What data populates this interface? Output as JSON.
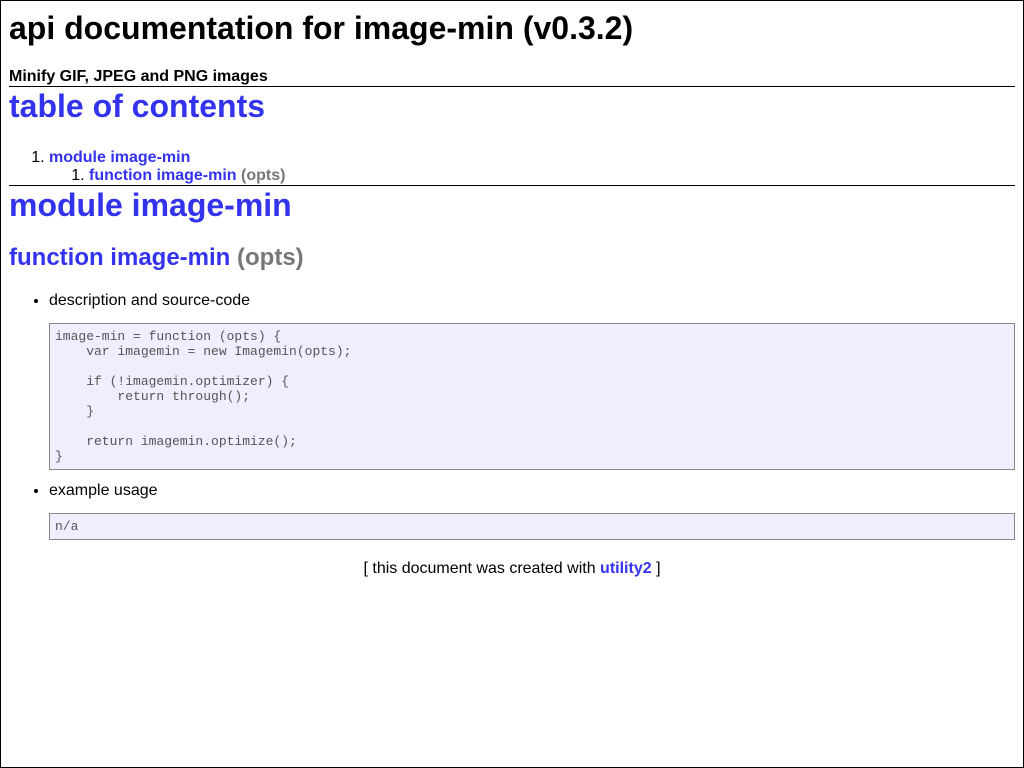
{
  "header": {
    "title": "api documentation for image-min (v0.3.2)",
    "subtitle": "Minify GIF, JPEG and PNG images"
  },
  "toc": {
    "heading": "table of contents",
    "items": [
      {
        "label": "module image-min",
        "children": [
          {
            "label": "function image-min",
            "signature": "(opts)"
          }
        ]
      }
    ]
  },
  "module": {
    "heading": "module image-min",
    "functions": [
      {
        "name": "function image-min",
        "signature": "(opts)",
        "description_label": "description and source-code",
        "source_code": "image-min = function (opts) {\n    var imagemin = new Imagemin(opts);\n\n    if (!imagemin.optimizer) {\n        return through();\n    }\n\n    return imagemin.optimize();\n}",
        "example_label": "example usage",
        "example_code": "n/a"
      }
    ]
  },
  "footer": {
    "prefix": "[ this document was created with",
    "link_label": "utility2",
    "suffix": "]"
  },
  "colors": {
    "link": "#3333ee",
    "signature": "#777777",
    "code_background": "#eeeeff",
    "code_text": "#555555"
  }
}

--

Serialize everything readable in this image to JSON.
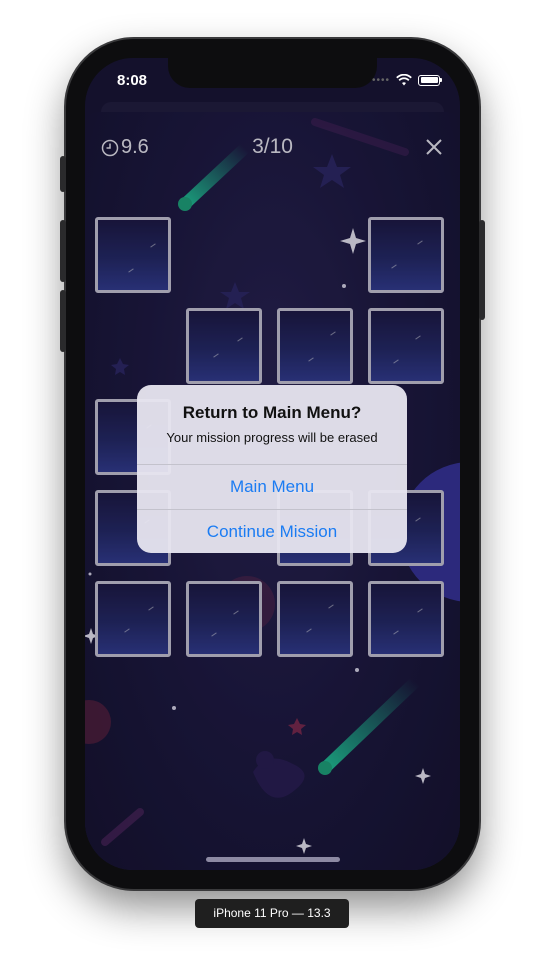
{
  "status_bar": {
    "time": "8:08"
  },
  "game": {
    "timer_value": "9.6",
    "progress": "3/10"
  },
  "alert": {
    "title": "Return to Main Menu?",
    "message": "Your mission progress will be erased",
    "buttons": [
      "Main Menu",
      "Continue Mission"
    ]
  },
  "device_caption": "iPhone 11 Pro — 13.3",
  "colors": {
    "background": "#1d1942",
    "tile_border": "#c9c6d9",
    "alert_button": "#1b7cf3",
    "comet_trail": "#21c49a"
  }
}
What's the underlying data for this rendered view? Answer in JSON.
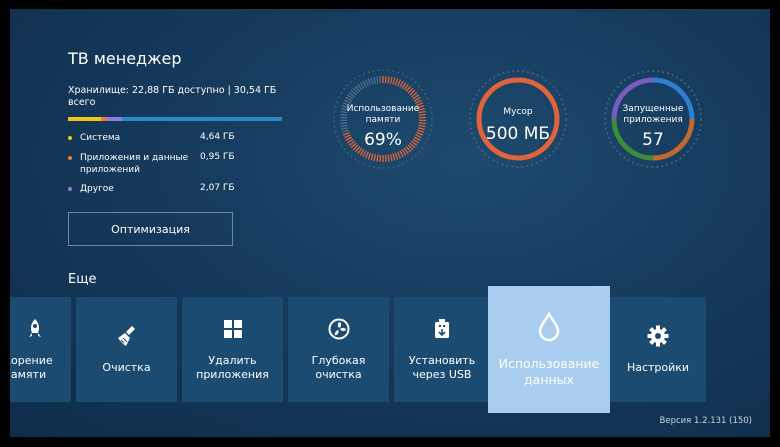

TASK PROMPT:
Return exactly the lines from the one with "Serialize everything readable" to the one with "What's the underlying", both ends kept, and only those. Images are left out.

ANSWER TO THIS EXERCISE:
Serialize everything readable in this image to JSON.
{
  "status_bar": {
    "time": "8:08"
  },
  "game": {
    "timer_value": "9.6",
    "progress": "3/10"
  },
  "alert": {
    "title": "Return to Main Menu?",
    "message": "Your mission progress will be erased",
    "buttons": [
      "Main Menu",
      "Continue Mission"
    ]
  },
  "device_caption": "iPhone 11 Pro — 13.3",
  "colors": {
    "background": "#1d1942",
    "tile_border": "#c9c6d9",
    "alert_button": "#1b7cf3",
    "comet_trail": "#21c49a"
  }
}
What's the underlying data for this rendered view? Answer in JSON.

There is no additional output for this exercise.